◆ Exercise requirements
How many lines in this material include the string "types"? Answer with the number and nothing further.

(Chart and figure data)

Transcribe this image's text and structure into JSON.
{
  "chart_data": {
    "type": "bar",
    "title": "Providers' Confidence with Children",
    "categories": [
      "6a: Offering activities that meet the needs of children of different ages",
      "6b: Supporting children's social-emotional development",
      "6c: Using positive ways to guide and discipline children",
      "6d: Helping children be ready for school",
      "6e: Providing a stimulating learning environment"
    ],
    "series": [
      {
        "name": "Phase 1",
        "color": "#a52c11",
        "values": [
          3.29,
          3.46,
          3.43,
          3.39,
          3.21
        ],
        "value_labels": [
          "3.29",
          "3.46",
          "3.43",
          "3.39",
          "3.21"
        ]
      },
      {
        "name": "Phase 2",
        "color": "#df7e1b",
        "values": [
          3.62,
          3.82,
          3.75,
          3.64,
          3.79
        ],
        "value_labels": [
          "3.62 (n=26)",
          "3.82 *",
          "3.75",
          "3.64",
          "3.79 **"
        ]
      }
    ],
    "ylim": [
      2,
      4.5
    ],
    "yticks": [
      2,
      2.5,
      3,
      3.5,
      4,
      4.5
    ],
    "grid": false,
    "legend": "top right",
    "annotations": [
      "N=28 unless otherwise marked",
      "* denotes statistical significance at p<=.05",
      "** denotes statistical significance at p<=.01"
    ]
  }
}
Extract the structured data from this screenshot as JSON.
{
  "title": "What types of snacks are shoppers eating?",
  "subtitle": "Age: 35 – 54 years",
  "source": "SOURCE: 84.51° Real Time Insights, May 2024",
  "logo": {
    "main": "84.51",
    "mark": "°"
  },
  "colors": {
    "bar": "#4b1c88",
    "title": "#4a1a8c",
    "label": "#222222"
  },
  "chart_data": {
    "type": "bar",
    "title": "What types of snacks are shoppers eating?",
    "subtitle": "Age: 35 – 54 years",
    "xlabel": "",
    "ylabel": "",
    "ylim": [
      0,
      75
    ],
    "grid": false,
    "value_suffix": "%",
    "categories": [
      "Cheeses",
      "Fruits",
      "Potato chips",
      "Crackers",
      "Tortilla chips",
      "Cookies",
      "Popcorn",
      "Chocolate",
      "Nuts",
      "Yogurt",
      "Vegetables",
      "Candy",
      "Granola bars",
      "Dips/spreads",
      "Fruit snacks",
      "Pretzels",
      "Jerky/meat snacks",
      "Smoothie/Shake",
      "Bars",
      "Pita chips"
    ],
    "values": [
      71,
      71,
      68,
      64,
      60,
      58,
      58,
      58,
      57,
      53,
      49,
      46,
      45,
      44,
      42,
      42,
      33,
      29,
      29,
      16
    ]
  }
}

◆ Written solution
2